==== Documento fuente
De arquitectura no
teníamos ni idea, al menos en primero y segundo. Más tarde, cuando el P. Reyero
nos explicaba los tres órdenes helénicos en cuarto, en Historia del Arte y la
Cultura, también aprendimos las nociones básicas para diferenciar el flamígero
del plateresco. O casi. Incluso nos daba tiempo a echar una ojeada a las
ilustraciones, nunca a estudiar los textos de las últimas lecciones, por falta
de tiempo, de las obras de Le Corbusier o Wright, con la iglesia de Notre Dame
de Haut o la Casa de la Cascada, respectivamente. Que, además, estaban entre
las estampas más preciadas de un álbum de cromos muy popular donde se mezclaban
animales de la jungla y obras arquitectónicas de primer nivel.
La iglesia del
insigne y todavía infravalorado Miguel Fisac que, en las próximas semanas y
meses, se convertiría en el espacio central de nuestras vidas, tanto física
como metafóricamente, no aparecía en esas páginas, aunque bien que lo hubiera
merecido, ni el cuaderno de cromos. Aunque –ignorado por nosotros- sí que se
podía encontrar la austera imagen del interior de la iglesia en revistas
especializadas de arquitectura de la época. El galardón recibido en Viena en la
década precedente, en cuanto monumento emblemático del arte moderno religioso
en España, había catapultado, eso sí, en círculos más bien restringidos, al
arquitecto y a su obra de las Arcas Reales a un lugar de privilegio tan
criticado como alabado.
========
==== Filas de datos
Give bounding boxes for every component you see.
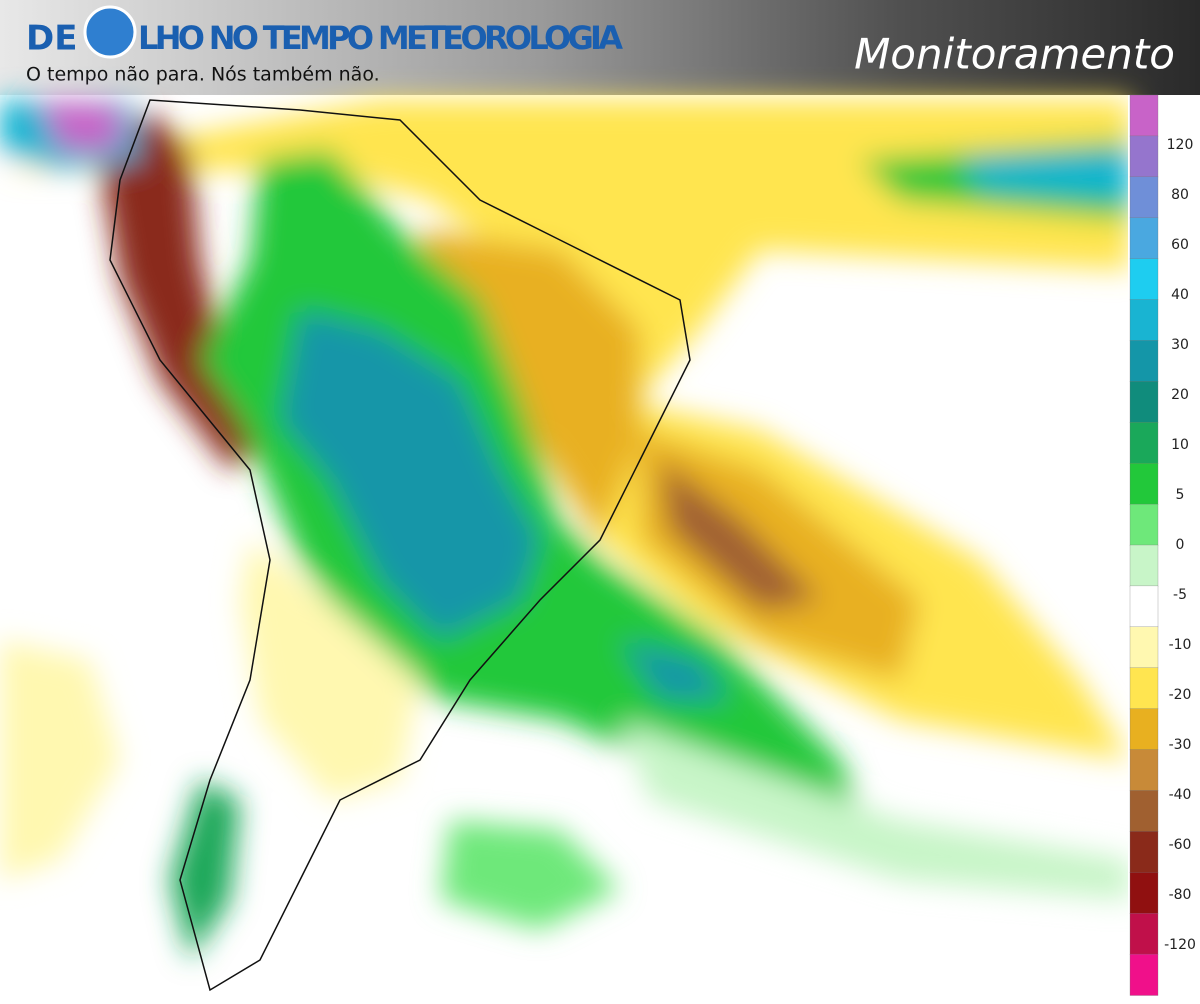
legend-swatch — [1129, 872, 1159, 914]
header-bg — [0, 0, 1200, 95]
legend-swatch — [1129, 708, 1159, 751]
legend-swatch — [1129, 340, 1159, 383]
legend-label: 40 — [1171, 287, 1189, 303]
legend-swatch — [1129, 217, 1159, 260]
legend-swatch — [1129, 94, 1159, 137]
legend-swatch — [1129, 953, 1159, 996]
legend-swatch — [1129, 381, 1159, 423]
legend-swatch — [1129, 422, 1159, 464]
legend-swatch — [1129, 258, 1159, 301]
legend-swatch — [1129, 626, 1159, 669]
brand-left: DE — [26, 19, 77, 59]
legend-swatch — [1129, 585, 1159, 628]
legend-swatch — [1129, 176, 1159, 219]
legend-label: -20 — [1169, 687, 1192, 703]
legend-label: 120 — [1167, 137, 1194, 153]
legend-label: -10 — [1169, 637, 1192, 653]
legend-label: -40 — [1169, 787, 1192, 803]
legend-swatch — [1129, 667, 1159, 710]
legend-swatch — [1129, 544, 1159, 587]
legend-label: 20 — [1171, 387, 1189, 403]
legend-label: -120 — [1164, 937, 1196, 953]
legend-label: -30 — [1169, 737, 1192, 753]
legend-swatch — [1129, 749, 1159, 792]
legend-swatch — [1129, 135, 1159, 178]
legend-label: 80 — [1171, 187, 1189, 203]
legend-label: 30 — [1171, 337, 1189, 353]
legend-label: 0 — [1176, 537, 1185, 553]
legend-label: 10 — [1171, 437, 1189, 453]
legend-label: -60 — [1169, 837, 1192, 853]
legend-swatch — [1129, 503, 1159, 546]
legend-label: 60 — [1171, 237, 1189, 253]
tagline: O tempo não para. Nós também não. — [26, 64, 380, 86]
legend: 120 80 60 40 30 20 10 5 0 -5 -10 -20 -30 -40 -60 -80 -12… — [1129, 94, 1196, 996]
anomaly-field — [0, 100, 1130, 960]
brand-right: LHO NO TEMPO METEOROLOGIA — [138, 19, 623, 57]
legend-swatch — [1129, 463, 1159, 505]
legend-swatch — [1129, 299, 1159, 342]
continent-outline — [109, 99, 691, 992]
map — [0, 95, 1130, 995]
legend-swatch — [1129, 913, 1159, 955]
globe-logo — [83, 5, 137, 59]
legend-swatch — [1129, 790, 1159, 833]
legend-label: -5 — [1173, 587, 1187, 603]
legend-swatch — [1129, 831, 1159, 873]
legend-label: 5 — [1176, 487, 1185, 503]
legend-label: -80 — [1169, 887, 1192, 903]
section-title: Monitoramento — [854, 30, 1175, 79]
========
**Conjunto de tareas:**
1. Explica en una a tres oraciones por qué, según el fragmento sobre la iglesia de Fisac, el arquitecto y su obra de las Arcas Reales alcanzaron un lugar de privilegio.
2. Prosigue el fragmento sobre la iglesia de Fisac a partir de su última oración.
Los ítems no desempeñan ningún papel aquí.

**Los resultados:**
1. Lo alcanzaron por el galardón recibido en Viena en la década precedente, que distinguió la obra como monumento emblemático del arte moderno religioso en España. Ese premio los catapultó, en círculos más bien restringidos, a un lugar tan criticado como alabado.

2.
Para la época,
pleno franquismo, y el contexto, un internado de religiosos tremendamente
conservadores, que el edificio se hubiera levantado, más que de una revolución
arquitectónica premeditada, se trataba de un genuino milagro eclesial. La
pequeña gran historia de aquellas decisiones, atribuidas al prior provincial de
entonces, el P. Sancho, seguro que daría para una tesis doctoral sobre la
ambivalencia de un continente, la forma arquitectónica, vanguardista y heraldo
del Vaticano II en puertas, frente a un contenido, la religiosidad celebrada
entre sus paredes, anclada en conceptos decimonónicos, sino anteriores, donde
el rezo ritual y cotidiano del rosario conformaba uno de los pilares sobre los
que se sustentaba, quizá mejor, se pretendía sustentar la fe de nuestras
infancias tan tiernas y moldeables como pueblerinas e ingenuas.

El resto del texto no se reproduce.